EXERCISE
Output the data below in full, byte for byte. Nothing may differ.
>>>
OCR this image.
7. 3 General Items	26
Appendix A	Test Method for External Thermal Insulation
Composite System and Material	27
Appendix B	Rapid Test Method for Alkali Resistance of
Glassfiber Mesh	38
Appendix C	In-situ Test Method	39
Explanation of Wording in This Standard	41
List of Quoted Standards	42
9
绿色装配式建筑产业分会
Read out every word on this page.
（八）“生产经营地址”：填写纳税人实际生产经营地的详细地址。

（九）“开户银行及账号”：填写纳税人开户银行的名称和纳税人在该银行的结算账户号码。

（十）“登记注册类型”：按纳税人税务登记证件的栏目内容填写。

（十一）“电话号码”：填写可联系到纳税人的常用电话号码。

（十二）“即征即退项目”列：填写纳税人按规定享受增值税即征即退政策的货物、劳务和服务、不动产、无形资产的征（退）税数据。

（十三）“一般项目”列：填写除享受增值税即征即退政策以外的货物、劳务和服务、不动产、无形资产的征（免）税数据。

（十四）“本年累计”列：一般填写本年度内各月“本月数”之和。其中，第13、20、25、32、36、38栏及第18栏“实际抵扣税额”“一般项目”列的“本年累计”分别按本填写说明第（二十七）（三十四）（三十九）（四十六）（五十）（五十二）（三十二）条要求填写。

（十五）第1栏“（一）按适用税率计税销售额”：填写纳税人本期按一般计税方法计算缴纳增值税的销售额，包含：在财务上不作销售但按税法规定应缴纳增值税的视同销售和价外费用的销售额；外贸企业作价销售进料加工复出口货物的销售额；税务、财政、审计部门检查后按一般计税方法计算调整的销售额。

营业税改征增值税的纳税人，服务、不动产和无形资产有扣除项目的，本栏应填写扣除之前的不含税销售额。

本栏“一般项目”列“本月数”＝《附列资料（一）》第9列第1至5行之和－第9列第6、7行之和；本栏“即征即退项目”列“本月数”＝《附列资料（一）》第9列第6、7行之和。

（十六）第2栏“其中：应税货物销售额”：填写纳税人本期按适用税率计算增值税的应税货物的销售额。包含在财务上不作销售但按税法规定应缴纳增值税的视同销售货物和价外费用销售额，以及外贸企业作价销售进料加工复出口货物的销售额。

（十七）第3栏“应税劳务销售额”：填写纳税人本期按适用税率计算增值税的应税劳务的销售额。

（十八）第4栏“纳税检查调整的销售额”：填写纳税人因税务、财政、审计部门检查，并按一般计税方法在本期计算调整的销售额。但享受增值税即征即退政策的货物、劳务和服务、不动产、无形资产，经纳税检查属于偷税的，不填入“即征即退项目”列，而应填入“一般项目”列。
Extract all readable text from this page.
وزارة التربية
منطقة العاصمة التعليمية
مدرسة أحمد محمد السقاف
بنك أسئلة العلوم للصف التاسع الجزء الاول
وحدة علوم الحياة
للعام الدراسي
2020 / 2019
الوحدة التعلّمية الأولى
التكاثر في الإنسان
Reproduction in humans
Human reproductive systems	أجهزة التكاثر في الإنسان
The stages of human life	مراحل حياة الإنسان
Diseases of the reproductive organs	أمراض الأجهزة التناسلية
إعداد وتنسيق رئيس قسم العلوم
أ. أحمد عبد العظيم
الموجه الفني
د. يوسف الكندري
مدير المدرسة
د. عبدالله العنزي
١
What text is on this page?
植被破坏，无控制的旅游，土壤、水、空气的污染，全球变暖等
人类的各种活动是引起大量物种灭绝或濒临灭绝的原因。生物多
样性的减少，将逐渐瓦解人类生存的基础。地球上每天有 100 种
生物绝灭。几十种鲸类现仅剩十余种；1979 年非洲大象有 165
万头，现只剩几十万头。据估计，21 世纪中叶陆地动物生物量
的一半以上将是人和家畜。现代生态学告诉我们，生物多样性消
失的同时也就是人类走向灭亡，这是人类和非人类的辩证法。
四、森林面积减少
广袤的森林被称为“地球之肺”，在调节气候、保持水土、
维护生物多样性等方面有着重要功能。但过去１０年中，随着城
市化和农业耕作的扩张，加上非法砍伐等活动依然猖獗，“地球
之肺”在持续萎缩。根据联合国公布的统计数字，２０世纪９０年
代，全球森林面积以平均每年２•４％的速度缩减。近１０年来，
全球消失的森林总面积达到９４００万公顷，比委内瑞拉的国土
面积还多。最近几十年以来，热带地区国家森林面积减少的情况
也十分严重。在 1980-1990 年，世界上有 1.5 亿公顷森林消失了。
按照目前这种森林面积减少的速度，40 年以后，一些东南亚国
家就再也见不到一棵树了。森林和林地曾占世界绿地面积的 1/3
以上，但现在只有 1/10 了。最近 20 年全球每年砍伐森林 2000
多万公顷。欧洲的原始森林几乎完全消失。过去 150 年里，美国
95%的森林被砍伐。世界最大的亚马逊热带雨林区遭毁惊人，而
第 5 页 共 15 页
<<<
SOLUTION FOR THIS PROBLEM
OCR this image.
7. 3 General Items	26
Appendix A	Test Method for External Thermal Insulation
Composite System and Material	27
Appendix B	Rapid Test Method for Alkali Resistance of
Glassfiber Mesh	38
Appendix C	In-situ Test Method	39
Explanation of Wording in This Standard	41
List of Quoted Standards	42
9
绿色装配式建筑产业分会
Read out every word on this page.
（八）“生产经营地址”：填写纳税人实际生产经营地的详细地址。

（九）“开户银行及账号”：填写纳税人开户银行的名称和纳税人在该银行的结算账户号码。

（十）“登记注册类型”：按纳税人税务登记证件的栏目内容填写。

（十一）“电话号码”：填写可联系到纳税人的常用电话号码。

（十二）“即征即退项目”列：填写纳税人按规定享受增值税即征即退政策的货物、劳务和服务、不动产、无形资产的征（退）税数据。

（十三）“一般项目”列：填写除享受增值税即征即退政策以外的货物、劳务和服务、不动产、无形资产的征（免）税数据。

（十四）“本年累计”列：一般填写本年度内各月“本月数”之和。其中，第13、20、25、32、36、38栏及第18栏“实际抵扣税额”“一般项目”列的“本年累计”分别按本填写说明第（二十七）（三十四）（三十九）（四十六）（五十）（五十二）（三十二）条要求填写。

（十五）第1栏“（一）按适用税率计税销售额”：填写纳税人本期按一般计税方法计算缴纳增值税的销售额，包含：在财务上不作销售但按税法规定应缴纳增值税的视同销售和价外费用的销售额；外贸企业作价销售进料加工复出口货物的销售额；税务、财政、审计部门检查后按一般计税方法计算调整的销售额。

营业税改征增值税的纳税人，服务、不动产和无形资产有扣除项目的，本栏应填写扣除之前的不含税销售额。

本栏“一般项目”列“本月数”＝《附列资料（一）》第9列第1至5行之和－第9列第6、7行之和；本栏“即征即退项目”列“本月数”＝《附列资料（一）》第9列第6、7行之和。

（十六）第2栏“其中：应税货物销售额”：填写纳税人本期按适用税率计算增值税的应税货物的销售额。包含在财务上不作销售但按税法规定应缴纳增值税的视同销售货物和价外费用销售额，以及外贸企业作价销售进料加工复出口货物的销售额。

（十七）第3栏“应税劳务销售额”：填写纳税人本期按适用税率计算增值税的应税劳务的销售额。

（十八）第4栏“纳税检查调整的销售额”：填写纳税人因税务、财政、审计部门检查，并按一般计税方法在本期计算调整的销售额。但享受增值税即征即退政策的货物、劳务和服务、不动产、无形资产，经纳税检查属于偷税的，不填入“即征即退项目”列，而应填入“一般项目”列。
Extract all readable text from this page.
وزارة التربية
منطقة العاصمة التعليمية
مدرسة أحمد محمد السقاف
بنك أسئلة العلوم للصف التاسع الجزء الاول
وحدة علوم الحياة
للعام الدراسي
2020 / 2019
الوحدة التعلّمية الأولى
التكاثر في الإنسان
Reproduction in humans
Human reproductive systems	أجهزة التكاثر في الإنسان
The stages of human life	مراحل حياة الإنسان
Diseases of the reproductive organs	أمراض الأجهزة التناسلية
إعداد وتنسيق رئيس قسم العلوم
أ. أحمد عبد العظيم
الموجه الفني
د. يوسف الكندري
مدير المدرسة
د. عبدالله العنزي
١
What text is on this page?
植被破坏，无控制的旅游，土壤、水、空气的污染，全球变暖等
人类的各种活动是引起大量物种灭绝或濒临灭绝的原因。生物多
样性的减少，将逐渐瓦解人类生存的基础。地球上每天有 100 种
生物绝灭。几十种鲸类现仅剩十余种；1979 年非洲大象有 165
万头，现只剩几十万头。据估计，21 世纪中叶陆地动物生物量
的一半以上将是人和家畜。现代生态学告诉我们，生物多样性消
失的同时也就是人类走向灭亡，这是人类和非人类的辩证法。
四、森林面积减少
广袤的森林被称为“地球之肺”，在调节气候、保持水土、
维护生物多样性等方面有着重要功能。但过去１０年中，随着城
市化和农业耕作的扩张，加上非法砍伐等活动依然猖獗，“地球
之肺”在持续萎缩。根据联合国公布的统计数字，２０世纪９０年
代，全球森林面积以平均每年２•４％的速度缩减。近１０年来，
全球消失的森林总面积达到９４００万公顷，比委内瑞拉的国土
面积还多。最近几十年以来，热带地区国家森林面积减少的情况
也十分严重。在 1980-1990 年，世界上有 1.5 亿公顷森林消失了。
按照目前这种森林面积减少的速度，40 年以后，一些东南亚国
家就再也见不到一棵树了。森林和林地曾占世界绿地面积的 1/3
以上，但现在只有 1/10 了。最近 20 年全球每年砍伐森林 2000
多万公顷。欧洲的原始森林几乎完全消失。过去 150 年里，美国
95%的森林被砍伐。世界最大的亚马逊热带雨林区遭毁惊人，而
第 5 页 共 15 页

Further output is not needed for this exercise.